Entries with figure data:
▬▬▬▬▬▬▬▬▬▬
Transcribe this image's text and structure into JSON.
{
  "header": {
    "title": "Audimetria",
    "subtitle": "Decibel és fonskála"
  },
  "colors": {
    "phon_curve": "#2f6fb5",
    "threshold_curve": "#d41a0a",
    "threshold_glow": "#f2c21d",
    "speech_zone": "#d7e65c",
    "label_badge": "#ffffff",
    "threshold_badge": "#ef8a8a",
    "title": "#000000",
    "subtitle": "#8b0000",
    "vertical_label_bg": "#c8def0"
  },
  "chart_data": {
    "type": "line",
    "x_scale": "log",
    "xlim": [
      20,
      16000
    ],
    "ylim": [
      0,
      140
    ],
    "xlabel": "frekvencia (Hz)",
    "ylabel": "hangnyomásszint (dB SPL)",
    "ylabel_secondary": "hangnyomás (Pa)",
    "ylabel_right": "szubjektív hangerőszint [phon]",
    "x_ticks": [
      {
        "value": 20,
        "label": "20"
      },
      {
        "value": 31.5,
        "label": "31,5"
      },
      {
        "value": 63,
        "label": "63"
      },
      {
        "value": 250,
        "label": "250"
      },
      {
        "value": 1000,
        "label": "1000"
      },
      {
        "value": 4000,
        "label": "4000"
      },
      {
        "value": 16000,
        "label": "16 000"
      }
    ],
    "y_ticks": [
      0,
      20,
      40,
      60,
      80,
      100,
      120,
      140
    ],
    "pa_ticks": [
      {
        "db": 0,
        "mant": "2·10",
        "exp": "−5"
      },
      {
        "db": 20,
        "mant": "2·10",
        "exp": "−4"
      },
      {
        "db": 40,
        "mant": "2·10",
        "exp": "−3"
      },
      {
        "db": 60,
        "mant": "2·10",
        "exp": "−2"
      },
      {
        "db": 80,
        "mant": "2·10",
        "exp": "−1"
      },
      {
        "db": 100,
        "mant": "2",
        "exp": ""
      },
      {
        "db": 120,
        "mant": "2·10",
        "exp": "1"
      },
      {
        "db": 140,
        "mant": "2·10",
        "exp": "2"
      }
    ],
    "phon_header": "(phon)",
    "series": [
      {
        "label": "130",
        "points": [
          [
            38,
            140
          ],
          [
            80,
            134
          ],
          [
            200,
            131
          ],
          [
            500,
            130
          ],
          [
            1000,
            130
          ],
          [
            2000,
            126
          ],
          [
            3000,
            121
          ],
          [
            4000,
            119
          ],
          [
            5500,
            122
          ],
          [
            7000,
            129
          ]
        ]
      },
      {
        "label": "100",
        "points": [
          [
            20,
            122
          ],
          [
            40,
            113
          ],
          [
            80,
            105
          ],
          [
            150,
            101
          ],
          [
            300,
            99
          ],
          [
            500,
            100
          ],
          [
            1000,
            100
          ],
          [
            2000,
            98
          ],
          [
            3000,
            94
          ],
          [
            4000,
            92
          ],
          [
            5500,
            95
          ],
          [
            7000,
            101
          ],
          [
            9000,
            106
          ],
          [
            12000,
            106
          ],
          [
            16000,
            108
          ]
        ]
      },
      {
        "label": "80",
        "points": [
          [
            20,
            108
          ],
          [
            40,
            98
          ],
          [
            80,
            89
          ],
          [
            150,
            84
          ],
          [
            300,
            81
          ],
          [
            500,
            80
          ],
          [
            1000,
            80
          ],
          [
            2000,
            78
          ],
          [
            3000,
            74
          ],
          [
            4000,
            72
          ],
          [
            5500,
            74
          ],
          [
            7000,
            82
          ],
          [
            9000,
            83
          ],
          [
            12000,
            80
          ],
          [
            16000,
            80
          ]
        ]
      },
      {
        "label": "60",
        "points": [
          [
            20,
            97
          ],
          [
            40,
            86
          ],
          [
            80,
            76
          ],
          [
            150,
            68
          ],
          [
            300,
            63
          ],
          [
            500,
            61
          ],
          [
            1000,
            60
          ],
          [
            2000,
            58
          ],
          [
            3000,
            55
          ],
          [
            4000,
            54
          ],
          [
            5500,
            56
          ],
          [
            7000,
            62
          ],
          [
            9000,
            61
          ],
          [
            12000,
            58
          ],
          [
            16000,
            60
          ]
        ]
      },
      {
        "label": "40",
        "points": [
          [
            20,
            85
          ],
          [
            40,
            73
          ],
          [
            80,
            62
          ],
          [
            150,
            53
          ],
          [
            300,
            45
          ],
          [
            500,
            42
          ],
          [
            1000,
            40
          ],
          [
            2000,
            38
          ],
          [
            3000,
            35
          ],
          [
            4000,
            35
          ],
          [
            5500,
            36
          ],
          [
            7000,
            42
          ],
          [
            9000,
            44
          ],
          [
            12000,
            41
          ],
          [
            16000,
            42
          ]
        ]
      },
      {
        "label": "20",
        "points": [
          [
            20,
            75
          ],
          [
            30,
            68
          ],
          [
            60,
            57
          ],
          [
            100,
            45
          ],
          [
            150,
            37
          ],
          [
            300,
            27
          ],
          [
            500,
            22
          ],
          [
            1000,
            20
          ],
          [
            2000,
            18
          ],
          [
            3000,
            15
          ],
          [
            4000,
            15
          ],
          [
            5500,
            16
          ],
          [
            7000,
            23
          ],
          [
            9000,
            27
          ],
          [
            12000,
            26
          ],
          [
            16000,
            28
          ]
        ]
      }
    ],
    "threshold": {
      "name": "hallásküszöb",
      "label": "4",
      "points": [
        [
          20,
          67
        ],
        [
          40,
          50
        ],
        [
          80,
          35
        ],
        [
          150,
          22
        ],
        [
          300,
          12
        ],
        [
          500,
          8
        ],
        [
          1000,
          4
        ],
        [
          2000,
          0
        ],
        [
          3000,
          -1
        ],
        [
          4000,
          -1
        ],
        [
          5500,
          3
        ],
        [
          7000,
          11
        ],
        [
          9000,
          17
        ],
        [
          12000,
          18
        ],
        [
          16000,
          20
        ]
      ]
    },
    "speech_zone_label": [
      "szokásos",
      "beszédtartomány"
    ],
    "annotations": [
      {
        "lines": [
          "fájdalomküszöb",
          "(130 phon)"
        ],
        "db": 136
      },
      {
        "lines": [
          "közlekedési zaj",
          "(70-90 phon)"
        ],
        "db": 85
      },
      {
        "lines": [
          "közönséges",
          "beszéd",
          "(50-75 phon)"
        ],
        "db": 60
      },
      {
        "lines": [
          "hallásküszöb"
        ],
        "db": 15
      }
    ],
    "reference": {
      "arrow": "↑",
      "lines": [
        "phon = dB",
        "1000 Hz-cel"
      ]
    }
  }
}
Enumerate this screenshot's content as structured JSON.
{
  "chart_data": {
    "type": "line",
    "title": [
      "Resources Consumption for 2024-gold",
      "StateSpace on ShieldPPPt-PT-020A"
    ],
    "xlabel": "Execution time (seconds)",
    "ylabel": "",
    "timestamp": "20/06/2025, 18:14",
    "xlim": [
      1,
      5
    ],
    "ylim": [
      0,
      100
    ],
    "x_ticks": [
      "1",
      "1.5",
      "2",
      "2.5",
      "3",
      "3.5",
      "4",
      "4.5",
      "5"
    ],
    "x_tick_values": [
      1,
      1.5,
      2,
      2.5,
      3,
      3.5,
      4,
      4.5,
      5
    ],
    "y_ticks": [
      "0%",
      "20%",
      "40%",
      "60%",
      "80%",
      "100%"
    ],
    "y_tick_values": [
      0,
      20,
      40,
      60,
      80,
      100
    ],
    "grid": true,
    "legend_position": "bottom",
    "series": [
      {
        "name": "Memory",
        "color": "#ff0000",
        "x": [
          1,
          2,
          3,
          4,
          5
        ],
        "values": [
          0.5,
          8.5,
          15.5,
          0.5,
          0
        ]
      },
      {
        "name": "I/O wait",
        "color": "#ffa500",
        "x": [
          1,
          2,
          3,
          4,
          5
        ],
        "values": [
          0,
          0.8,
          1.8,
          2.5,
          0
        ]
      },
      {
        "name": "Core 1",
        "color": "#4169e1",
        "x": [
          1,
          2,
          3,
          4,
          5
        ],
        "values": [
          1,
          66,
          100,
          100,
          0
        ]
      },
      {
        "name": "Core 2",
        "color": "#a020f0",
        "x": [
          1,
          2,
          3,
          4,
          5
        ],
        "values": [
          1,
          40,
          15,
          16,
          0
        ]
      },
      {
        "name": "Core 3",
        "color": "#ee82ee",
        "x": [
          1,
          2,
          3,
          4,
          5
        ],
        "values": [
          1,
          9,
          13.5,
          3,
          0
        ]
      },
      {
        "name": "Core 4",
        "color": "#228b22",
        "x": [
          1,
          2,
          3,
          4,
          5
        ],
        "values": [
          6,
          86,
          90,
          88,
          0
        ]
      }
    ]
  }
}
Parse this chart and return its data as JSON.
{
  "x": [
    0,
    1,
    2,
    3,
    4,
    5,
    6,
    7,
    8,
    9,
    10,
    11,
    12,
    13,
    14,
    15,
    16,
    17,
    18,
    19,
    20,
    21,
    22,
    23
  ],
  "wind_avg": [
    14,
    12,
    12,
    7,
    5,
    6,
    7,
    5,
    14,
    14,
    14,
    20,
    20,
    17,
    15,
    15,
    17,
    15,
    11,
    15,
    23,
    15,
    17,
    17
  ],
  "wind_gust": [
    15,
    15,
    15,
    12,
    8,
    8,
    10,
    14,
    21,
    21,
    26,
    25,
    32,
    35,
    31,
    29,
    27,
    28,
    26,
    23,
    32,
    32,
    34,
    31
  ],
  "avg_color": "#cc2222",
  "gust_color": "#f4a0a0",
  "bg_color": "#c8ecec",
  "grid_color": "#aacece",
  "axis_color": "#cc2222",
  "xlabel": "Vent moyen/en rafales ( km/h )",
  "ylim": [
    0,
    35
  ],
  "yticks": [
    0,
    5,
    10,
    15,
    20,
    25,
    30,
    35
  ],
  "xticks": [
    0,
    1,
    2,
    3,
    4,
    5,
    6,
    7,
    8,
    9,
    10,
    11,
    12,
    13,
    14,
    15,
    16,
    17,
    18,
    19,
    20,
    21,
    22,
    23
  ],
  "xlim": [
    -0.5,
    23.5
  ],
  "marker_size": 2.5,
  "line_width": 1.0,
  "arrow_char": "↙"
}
▬▬▬▬▬▬▬▬▬▬
Give the count of lines holding the word "name" and nothing more.

• [Output]: 7